Data provided:
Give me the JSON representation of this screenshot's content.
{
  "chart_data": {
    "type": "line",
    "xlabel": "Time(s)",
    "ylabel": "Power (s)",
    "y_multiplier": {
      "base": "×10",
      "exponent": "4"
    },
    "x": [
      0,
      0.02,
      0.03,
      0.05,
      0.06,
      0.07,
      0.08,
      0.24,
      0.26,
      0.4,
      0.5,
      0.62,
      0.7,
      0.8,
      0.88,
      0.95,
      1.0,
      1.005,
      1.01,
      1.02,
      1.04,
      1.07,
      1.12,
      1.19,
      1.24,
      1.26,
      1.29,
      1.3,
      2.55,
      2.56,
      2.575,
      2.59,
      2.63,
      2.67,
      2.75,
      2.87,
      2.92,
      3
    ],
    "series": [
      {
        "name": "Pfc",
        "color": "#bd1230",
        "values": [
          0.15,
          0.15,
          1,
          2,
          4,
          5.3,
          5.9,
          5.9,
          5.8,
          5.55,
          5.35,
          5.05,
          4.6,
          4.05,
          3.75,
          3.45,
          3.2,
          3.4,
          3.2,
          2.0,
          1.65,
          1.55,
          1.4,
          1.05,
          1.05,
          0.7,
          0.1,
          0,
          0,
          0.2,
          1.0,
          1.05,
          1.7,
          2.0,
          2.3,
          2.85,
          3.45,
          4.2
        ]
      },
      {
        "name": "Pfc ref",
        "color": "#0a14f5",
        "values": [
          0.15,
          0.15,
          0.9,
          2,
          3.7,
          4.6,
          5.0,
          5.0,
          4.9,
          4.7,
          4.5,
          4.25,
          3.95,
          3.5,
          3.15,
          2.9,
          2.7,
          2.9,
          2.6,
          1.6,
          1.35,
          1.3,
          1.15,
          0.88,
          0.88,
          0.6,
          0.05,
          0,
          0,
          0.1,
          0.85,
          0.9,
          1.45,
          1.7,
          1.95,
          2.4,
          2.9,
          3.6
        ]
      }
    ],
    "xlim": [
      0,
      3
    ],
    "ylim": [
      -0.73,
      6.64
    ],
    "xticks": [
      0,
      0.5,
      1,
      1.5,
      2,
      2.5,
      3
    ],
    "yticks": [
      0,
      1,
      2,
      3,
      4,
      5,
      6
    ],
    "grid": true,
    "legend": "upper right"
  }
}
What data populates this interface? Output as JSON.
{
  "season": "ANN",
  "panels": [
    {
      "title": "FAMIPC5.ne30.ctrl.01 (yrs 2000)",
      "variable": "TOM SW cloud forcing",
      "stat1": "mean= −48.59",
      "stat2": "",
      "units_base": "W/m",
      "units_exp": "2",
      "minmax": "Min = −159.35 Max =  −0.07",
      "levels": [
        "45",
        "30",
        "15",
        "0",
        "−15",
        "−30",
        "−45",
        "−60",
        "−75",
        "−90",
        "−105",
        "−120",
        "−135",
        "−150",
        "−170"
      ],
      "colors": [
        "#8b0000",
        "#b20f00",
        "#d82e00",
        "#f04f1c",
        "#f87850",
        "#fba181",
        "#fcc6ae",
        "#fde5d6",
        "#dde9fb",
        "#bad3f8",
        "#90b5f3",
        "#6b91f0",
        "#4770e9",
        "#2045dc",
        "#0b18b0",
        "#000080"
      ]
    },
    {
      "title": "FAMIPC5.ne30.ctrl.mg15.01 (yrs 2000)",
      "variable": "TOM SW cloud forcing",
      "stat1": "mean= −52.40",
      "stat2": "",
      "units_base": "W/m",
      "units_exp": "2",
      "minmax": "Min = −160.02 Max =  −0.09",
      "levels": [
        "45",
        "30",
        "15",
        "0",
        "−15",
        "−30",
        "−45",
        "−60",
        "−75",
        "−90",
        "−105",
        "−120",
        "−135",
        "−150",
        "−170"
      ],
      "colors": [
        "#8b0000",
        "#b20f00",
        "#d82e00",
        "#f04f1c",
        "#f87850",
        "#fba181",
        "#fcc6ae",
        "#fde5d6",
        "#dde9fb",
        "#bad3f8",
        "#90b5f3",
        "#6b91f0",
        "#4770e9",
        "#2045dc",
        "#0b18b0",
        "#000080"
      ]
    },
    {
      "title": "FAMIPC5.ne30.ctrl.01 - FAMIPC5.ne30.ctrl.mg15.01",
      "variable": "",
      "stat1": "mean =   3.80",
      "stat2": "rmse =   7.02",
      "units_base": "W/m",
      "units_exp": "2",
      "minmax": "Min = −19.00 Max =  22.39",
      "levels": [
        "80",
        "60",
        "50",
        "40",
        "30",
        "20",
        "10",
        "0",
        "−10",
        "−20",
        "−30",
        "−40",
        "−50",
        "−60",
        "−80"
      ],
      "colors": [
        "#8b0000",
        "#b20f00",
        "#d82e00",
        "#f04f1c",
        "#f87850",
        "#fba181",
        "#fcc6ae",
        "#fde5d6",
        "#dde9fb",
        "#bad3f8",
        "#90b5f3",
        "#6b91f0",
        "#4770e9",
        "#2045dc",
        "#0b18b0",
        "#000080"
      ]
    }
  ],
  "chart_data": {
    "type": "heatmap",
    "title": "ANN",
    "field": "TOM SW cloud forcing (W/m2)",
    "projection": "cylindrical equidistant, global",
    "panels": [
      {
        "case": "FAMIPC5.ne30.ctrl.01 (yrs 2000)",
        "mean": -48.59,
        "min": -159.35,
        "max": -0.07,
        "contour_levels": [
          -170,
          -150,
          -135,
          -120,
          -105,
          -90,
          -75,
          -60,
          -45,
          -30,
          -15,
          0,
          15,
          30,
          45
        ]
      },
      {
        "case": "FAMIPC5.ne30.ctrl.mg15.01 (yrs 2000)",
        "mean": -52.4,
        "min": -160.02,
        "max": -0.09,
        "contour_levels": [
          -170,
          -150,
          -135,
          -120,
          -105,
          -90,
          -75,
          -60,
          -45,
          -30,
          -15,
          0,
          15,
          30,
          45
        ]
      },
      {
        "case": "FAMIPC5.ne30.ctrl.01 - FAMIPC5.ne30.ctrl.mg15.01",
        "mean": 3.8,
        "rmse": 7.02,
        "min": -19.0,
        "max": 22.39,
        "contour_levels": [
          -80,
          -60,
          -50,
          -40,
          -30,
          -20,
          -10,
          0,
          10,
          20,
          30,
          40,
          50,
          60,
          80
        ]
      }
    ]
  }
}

Task details: Display every line of the listing that contains the string "this".

Problem solution:
Give me the JSON representation of this screenshot's content.
What data populates this interface? Output as JSON.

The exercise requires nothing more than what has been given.